> **Requirements**: Output the data word for word, dropping every image.

Dataset items:
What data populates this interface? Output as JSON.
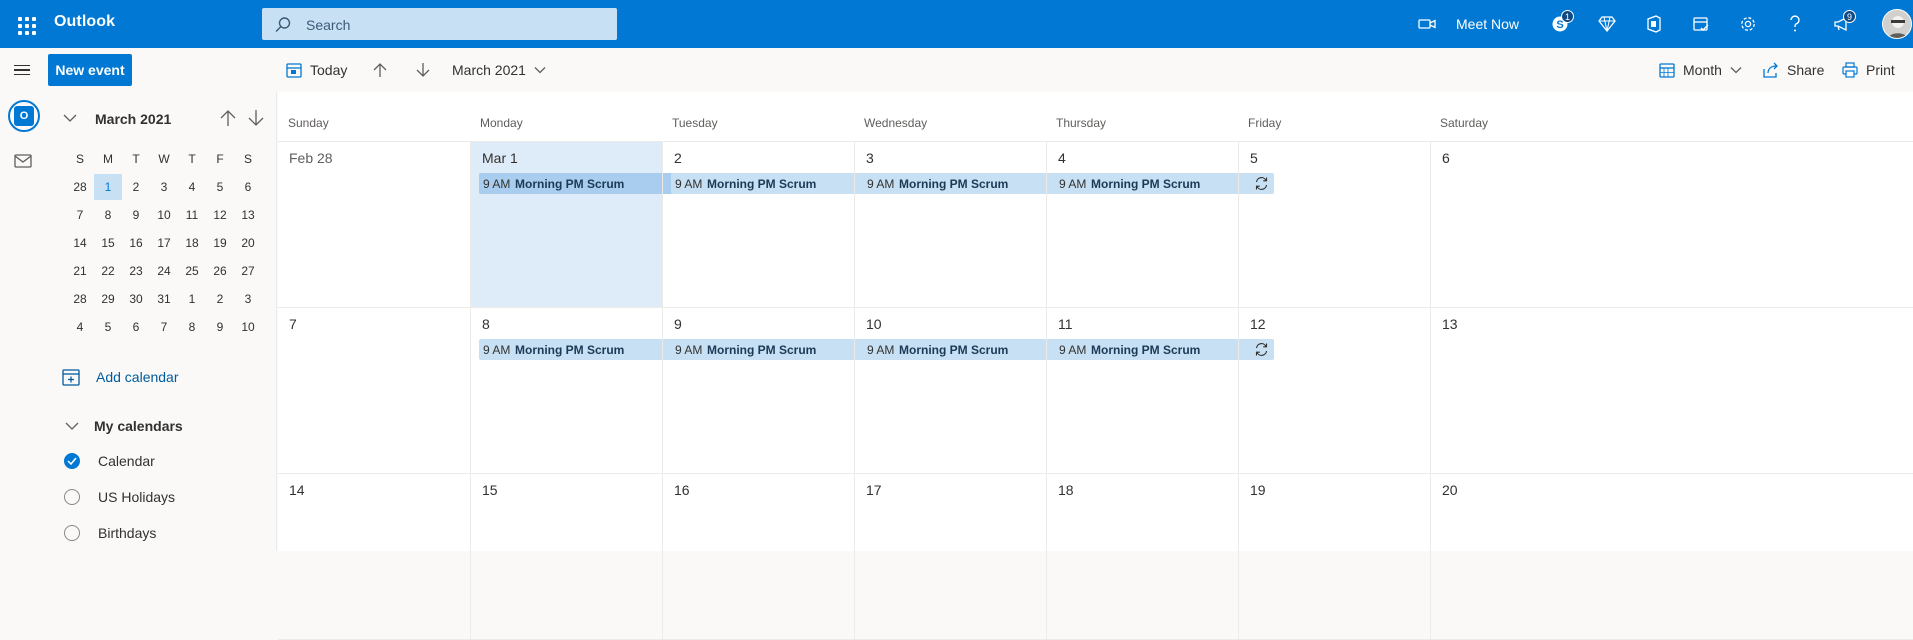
{
  "app": {
    "title": "Outlook"
  },
  "search": {
    "placeholder": "Search"
  },
  "topbar": {
    "meet_now": "Meet Now",
    "skype_badge": "1",
    "notifications_badge": "9"
  },
  "commands": {
    "new_event": "New event",
    "today": "Today",
    "period": "March 2021",
    "view": "Month",
    "share": "Share",
    "print": "Print"
  },
  "mini_calendar": {
    "title": "March 2021",
    "weekdays": [
      "S",
      "M",
      "T",
      "W",
      "T",
      "F",
      "S"
    ],
    "weeks": [
      [
        "28",
        "1",
        "2",
        "3",
        "4",
        "5",
        "6"
      ],
      [
        "7",
        "8",
        "9",
        "10",
        "11",
        "12",
        "13"
      ],
      [
        "14",
        "15",
        "16",
        "17",
        "18",
        "19",
        "20"
      ],
      [
        "21",
        "22",
        "23",
        "24",
        "25",
        "26",
        "27"
      ],
      [
        "28",
        "29",
        "30",
        "31",
        "1",
        "2",
        "3"
      ],
      [
        "4",
        "5",
        "6",
        "7",
        "8",
        "9",
        "10"
      ]
    ],
    "selected": "1"
  },
  "sidebar": {
    "add_calendar": "Add calendar",
    "my_calendars": "My calendars",
    "calendars": [
      {
        "label": "Calendar",
        "checked": true
      },
      {
        "label": "US Holidays",
        "checked": false
      },
      {
        "label": "Birthdays",
        "checked": false
      }
    ]
  },
  "calendar": {
    "weekdays": [
      "Sunday",
      "Monday",
      "Tuesday",
      "Wednesday",
      "Thursday",
      "Friday",
      "Saturday"
    ],
    "weeks": [
      [
        "Feb 28",
        "Mar 1",
        "2",
        "3",
        "4",
        "5",
        "6"
      ],
      [
        "7",
        "8",
        "9",
        "10",
        "11",
        "12",
        "13"
      ],
      [
        "14",
        "15",
        "16",
        "17",
        "18",
        "19",
        "20"
      ]
    ],
    "event": {
      "time": "9 AM",
      "subject": "Morning PM Scrum"
    }
  },
  "colors": {
    "brand": "#0078d4",
    "event_bg": "#c7e0f4",
    "today_bg": "#deecf9"
  }
}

> **Answer in full**:
What data populates this interface? Output as JSON.
{
  "app": {
    "title": "Outlook"
  },
  "search": {
    "placeholder": "Search"
  },
  "topbar": {
    "meet_now": "Meet Now",
    "skype_badge": "1",
    "notifications_badge": "9"
  },
  "commands": {
    "new_event": "New event",
    "today": "Today",
    "period": "March 2021",
    "view": "Month",
    "share": "Share",
    "print": "Print"
  },
  "mini_calendar": {
    "title": "March 2021",
    "weekdays": [
      "S",
      "M",
      "T",
      "W",
      "T",
      "F",
      "S"
    ],
    "weeks": [
      [
        "28",
        "1",
        "2",
        "3",
        "4",
        "5",
        "6"
      ],
      [
        "7",
        "8",
        "9",
        "10",
        "11",
        "12",
        "13"
      ],
      [
        "14",
        "15",
        "16",
        "17",
        "18",
        "19",
        "20"
      ],
      [
        "21",
        "22",
        "23",
        "24",
        "25",
        "26",
        "27"
      ],
      [
        "28",
        "29",
        "30",
        "31",
        "1",
        "2",
        "3"
      ],
      [
        "4",
        "5",
        "6",
        "7",
        "8",
        "9",
        "10"
      ]
    ],
    "selected": "1"
  },
  "sidebar": {
    "add_calendar": "Add calendar",
    "my_calendars": "My calendars",
    "calendars": [
      {
        "label": "Calendar",
        "checked": true
      },
      {
        "label": "US Holidays",
        "checked": false
      },
      {
        "label": "Birthdays",
        "checked": false
      }
    ]
  },
  "calendar": {
    "weekdays": [
      "Sunday",
      "Monday",
      "Tuesday",
      "Wednesday",
      "Thursday",
      "Friday",
      "Saturday"
    ],
    "weeks": [
      [
        "Feb 28",
        "Mar 1",
        "2",
        "3",
        "4",
        "5",
        "6"
      ],
      [
        "7",
        "8",
        "9",
        "10",
        "11",
        "12",
        "13"
      ],
      [
        "14",
        "15",
        "16",
        "17",
        "18",
        "19",
        "20"
      ]
    ],
    "event": {
      "time": "9 AM",
      "subject": "Morning PM Scrum"
    }
  },
  "colors": {
    "brand": "#0078d4",
    "event_bg": "#c7e0f4",
    "today_bg": "#deecf9"
  }
}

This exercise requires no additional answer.